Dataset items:
· · · · · · ·

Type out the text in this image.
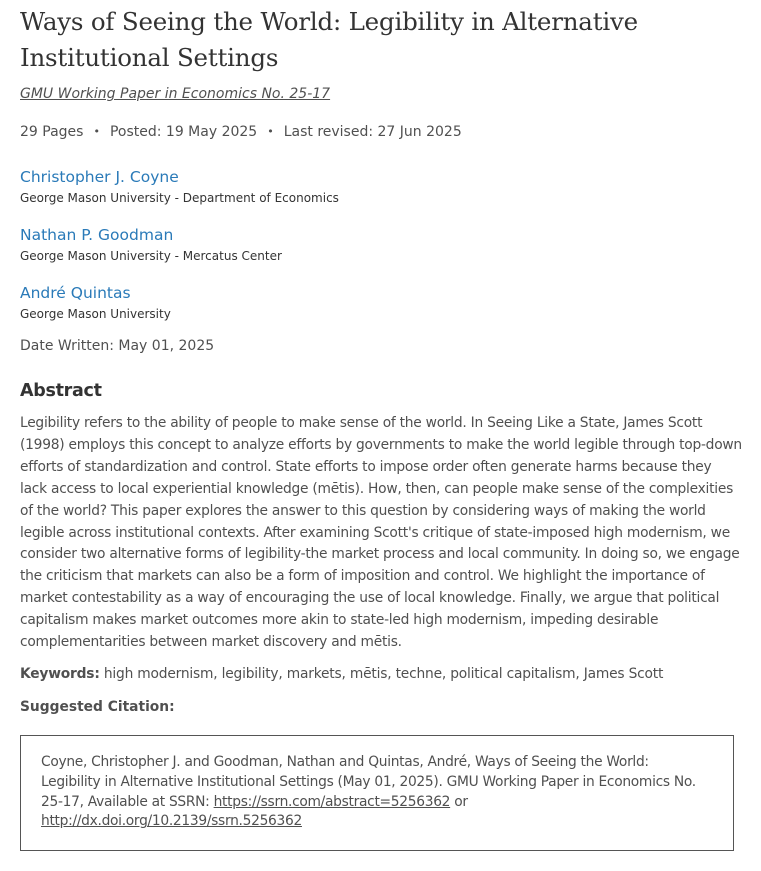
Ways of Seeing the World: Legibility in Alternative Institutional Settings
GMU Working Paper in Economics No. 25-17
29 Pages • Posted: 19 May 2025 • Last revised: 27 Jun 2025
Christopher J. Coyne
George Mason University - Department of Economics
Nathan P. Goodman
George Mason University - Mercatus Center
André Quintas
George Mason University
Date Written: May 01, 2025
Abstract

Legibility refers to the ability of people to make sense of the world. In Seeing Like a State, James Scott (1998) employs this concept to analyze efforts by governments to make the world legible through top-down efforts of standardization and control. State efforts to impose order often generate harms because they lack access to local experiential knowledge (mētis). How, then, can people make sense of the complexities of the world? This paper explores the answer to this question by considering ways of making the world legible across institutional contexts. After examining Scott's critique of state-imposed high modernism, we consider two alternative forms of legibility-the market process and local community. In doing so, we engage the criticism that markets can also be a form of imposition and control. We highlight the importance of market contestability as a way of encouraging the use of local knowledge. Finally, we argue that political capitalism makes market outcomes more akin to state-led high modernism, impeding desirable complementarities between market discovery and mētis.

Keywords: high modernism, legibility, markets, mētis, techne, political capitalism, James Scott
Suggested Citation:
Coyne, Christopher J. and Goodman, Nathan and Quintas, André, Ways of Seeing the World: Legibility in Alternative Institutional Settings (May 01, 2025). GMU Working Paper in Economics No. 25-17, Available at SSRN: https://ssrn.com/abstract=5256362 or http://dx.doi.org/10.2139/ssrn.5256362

· · · · · · ·

* **OBJECTIVE**: Nothing but the pictures may be dropped; output the records above exactly.

* **COMPLETE OUTPUT**:
Type out the text in this image.
Ways of Seeing the World: Legibility in Alternative Institutional Settings
GMU Working Paper in Economics No. 25-17
29 Pages • Posted: 19 May 2025 • Last revised: 27 Jun 2025
Christopher J. Coyne
George Mason University - Department of Economics
Nathan P. Goodman
George Mason University - Mercatus Center
André Quintas
George Mason University
Date Written: May 01, 2025
Abstract

Legibility refers to the ability of people to make sense of the world. In Seeing Like a State, James Scott (1998) employs this concept to analyze efforts by governments to make the world legible through top-down efforts of standardization and control. State efforts to impose order often generate harms because they lack access to local experiential knowledge (mētis). How, then, can people make sense of the complexities of the world? This paper explores the answer to this question by considering ways of making the world legible across institutional contexts. After examining Scott's critique of state-imposed high modernism, we consider two alternative forms of legibility-the market process and local community. In doing so, we engage the criticism that markets can also be a form of imposition and control. We highlight the importance of market contestability as a way of encouraging the use of local knowledge. Finally, we argue that political capitalism makes market outcomes more akin to state-led high modernism, impeding desirable complementarities between market discovery and mētis.

Keywords: high modernism, legibility, markets, mētis, techne, political capitalism, James Scott
Suggested Citation:
Coyne, Christopher J. and Goodman, Nathan and Quintas, André, Ways of Seeing the World: Legibility in Alternative Institutional Settings (May 01, 2025). GMU Working Paper in Economics No. 25-17, Available at SSRN: https://ssrn.com/abstract=5256362 or http://dx.doi.org/10.2139/ssrn.5256362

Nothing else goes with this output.